* [What this exercise asks]
1. Print the part of the passage on Paul's newsletters starting with "Finding the pre-1999" and going on through "was the author.".
2. Answer these questions from the passage on Paul's newsletters:
(a) What year do the Freedom Report's online archives go back to?
(b) What did Paul claim in 2001 about the controversial passages?
(c) At which two libraries were many of the pre-1999 newsletters tracked down?
___ Selected passage
The Freedom Report's online archives only go back to 1999, but I was curious to see older editions of Paul's newsletters, in part because of a controversy dating to 1996, when Charles "Lefty" Morris, a Democrat running against Paul for a House seat, released excerpts stating that "opinion polls consistently show only about 5% of blacks have sensible political opinions," that "if you have ever been robbed by a black teen-aged male, you know how unbelievably fleet-footed they can be," and that black representative Barbara Jordan is "the archetypical half-educated victimologist" whose "race and sex protect her from criticism."
At the time, Paul's campaign said that Morris had quoted the newsletter out of context. Later, in 2001, Paul would claim that someone else had written the controversial passages. (Few of the newsletters contain actual bylines.) Caldwell, writing in the Times Magazine last year, said he found Paul's explanation believable, "since the style diverges widely from his own."
Finding the pre-1999 newsletters was no easy task, but I was able to track many of them down at the libraries of the University of Kansas and the Wisconsin Historical Society. Of course, with few bylines, it is difficult to know whether any particular article was written by Paul himself. Some of the earlier newsletters are signed by him, though the vast majority of the editions I saw contain no bylines at all. Complicating matters, many of the unbylined newsletters were written in the first person, implying that Paul was the author.
______
___ Record extracts
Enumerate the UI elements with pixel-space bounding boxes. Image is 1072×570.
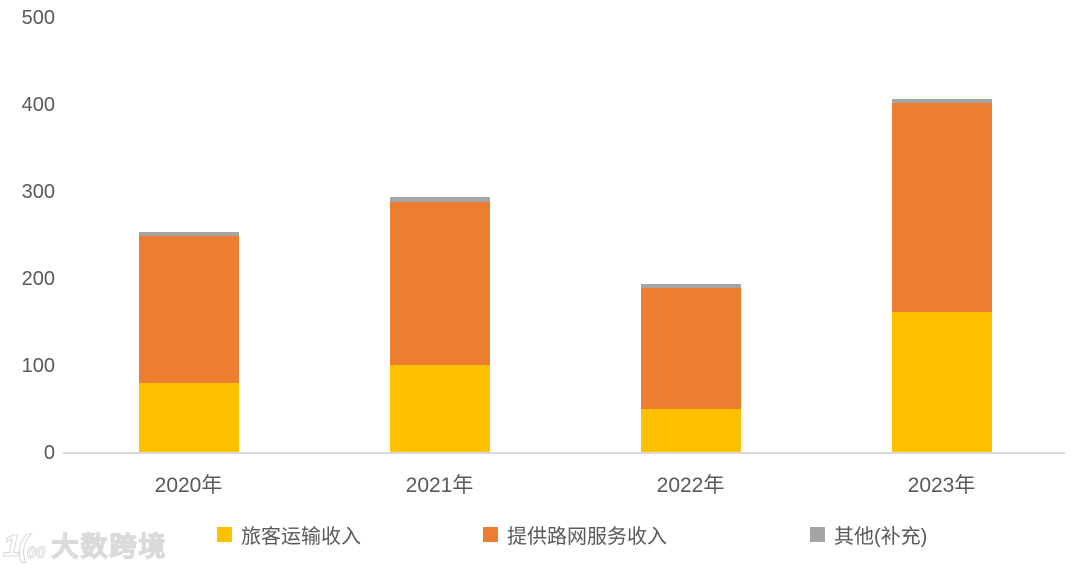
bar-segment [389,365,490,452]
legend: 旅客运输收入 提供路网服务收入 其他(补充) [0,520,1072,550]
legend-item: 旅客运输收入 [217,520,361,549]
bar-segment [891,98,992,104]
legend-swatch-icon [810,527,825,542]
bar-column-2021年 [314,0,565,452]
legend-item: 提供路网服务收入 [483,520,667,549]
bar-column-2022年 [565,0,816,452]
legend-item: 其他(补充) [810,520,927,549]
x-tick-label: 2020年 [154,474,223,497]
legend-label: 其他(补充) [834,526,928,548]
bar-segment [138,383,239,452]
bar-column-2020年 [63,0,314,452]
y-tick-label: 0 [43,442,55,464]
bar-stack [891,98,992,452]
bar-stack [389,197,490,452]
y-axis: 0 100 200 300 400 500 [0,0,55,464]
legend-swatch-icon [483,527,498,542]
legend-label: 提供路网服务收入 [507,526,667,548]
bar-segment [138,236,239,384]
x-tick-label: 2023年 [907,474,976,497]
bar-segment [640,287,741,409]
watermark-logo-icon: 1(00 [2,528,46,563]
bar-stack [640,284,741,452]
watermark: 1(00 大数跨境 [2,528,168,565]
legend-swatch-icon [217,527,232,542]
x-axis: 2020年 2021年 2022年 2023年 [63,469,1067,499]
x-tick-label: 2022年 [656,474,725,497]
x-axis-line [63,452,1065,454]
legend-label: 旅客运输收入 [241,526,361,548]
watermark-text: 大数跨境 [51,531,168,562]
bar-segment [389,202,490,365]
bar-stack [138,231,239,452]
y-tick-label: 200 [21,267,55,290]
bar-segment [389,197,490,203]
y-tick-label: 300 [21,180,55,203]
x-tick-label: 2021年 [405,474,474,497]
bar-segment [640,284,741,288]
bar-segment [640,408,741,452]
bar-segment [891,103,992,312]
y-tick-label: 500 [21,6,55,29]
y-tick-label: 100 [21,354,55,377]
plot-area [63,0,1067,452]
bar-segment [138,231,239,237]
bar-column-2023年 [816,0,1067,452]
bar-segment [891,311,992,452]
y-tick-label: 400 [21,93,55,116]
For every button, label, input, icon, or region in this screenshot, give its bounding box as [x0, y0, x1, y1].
______
* [Responses by task]
1.
Finding the pre-1999 newsletters was no easy task, but I was able to track many of them down at the libraries of the University of Kansas and the Wisconsin Historical Society. Of course, with few bylines, it is difficult to know whether any particular article was written by Paul himself. Some of the earlier newsletters are signed by him, though the vast majority of the editions I saw contain no bylines at all. Complicating matters, many of the unbylined newsletters were written in the first person, implying that Paul was the author.

2.
(a) 1999
(b) That someone else had written them.
(c) The libraries of the University of Kansas and the Wisconsin Historical Society.